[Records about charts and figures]
»»
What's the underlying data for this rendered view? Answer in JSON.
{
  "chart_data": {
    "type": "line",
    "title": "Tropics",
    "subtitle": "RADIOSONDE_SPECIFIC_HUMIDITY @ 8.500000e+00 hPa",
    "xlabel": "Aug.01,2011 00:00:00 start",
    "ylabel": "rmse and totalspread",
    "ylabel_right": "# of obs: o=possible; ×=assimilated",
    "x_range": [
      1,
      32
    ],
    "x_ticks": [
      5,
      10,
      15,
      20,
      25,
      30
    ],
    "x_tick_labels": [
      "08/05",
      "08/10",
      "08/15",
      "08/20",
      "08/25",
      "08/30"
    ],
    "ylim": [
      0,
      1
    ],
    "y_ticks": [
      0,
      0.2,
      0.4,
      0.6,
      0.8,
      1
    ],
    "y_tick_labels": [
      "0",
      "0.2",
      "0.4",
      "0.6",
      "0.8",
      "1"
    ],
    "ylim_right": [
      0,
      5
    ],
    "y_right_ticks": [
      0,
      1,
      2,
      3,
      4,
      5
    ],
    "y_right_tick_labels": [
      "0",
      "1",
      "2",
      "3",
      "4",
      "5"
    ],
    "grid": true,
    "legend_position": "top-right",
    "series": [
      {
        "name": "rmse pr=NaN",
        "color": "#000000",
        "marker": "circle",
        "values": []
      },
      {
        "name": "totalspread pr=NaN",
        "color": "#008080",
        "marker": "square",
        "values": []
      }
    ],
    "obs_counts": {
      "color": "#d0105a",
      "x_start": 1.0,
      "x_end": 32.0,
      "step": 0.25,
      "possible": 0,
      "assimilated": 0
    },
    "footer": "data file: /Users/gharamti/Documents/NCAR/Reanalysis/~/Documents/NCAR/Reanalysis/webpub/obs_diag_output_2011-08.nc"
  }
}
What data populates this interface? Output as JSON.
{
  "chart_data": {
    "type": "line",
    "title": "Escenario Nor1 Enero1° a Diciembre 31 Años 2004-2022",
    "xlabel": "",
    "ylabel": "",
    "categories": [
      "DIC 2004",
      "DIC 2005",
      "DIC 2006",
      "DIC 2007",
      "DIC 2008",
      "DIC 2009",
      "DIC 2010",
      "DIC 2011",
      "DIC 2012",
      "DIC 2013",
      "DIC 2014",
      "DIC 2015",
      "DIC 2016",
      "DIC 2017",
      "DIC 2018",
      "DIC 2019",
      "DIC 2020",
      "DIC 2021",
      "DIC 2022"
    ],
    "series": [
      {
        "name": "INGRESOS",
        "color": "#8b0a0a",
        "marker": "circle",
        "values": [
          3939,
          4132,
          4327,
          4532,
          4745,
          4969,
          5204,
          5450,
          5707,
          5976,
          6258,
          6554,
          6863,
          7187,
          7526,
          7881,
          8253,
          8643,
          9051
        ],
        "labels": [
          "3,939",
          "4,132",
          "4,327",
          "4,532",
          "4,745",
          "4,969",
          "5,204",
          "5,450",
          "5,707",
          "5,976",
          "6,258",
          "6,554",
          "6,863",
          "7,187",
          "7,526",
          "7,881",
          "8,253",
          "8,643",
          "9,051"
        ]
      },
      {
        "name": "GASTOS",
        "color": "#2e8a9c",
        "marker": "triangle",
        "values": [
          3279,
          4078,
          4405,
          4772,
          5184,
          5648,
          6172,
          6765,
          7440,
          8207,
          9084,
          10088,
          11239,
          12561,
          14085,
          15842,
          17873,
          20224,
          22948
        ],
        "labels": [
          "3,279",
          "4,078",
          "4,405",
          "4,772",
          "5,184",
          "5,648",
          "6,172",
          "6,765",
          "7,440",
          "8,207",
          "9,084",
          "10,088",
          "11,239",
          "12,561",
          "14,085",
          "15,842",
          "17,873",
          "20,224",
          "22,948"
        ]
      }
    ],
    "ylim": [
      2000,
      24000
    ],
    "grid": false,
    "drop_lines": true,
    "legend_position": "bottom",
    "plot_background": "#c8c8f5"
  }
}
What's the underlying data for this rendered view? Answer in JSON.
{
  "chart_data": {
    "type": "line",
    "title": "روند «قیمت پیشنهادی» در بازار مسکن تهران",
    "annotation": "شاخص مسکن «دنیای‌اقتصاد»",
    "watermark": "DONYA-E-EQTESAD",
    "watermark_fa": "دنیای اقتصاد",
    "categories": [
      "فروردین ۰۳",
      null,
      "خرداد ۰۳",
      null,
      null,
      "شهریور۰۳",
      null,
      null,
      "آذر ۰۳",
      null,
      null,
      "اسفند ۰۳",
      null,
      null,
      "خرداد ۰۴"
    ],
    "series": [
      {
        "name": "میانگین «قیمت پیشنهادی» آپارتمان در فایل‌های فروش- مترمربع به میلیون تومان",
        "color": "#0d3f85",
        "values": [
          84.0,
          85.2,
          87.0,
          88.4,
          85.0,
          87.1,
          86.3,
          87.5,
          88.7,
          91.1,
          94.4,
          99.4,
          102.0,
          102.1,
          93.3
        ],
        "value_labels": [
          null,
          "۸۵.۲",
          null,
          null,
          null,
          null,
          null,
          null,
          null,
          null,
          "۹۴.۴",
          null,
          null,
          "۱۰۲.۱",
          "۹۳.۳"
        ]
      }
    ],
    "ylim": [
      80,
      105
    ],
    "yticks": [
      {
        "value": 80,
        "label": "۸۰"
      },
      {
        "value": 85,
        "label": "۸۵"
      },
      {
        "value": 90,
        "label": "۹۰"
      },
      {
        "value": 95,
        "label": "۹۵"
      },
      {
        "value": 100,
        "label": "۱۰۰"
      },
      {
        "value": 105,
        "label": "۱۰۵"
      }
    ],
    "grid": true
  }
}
««
## YOUR GOAL
Scan the records for the string "دنیای". Copy each line in which it appears.

## ANSWER FOR THIS EXERCISE
    "annotation": "شاخص مسکن «دنیای‌اقتصاد»",
    "watermark_fa": "دنیای اقتصاد",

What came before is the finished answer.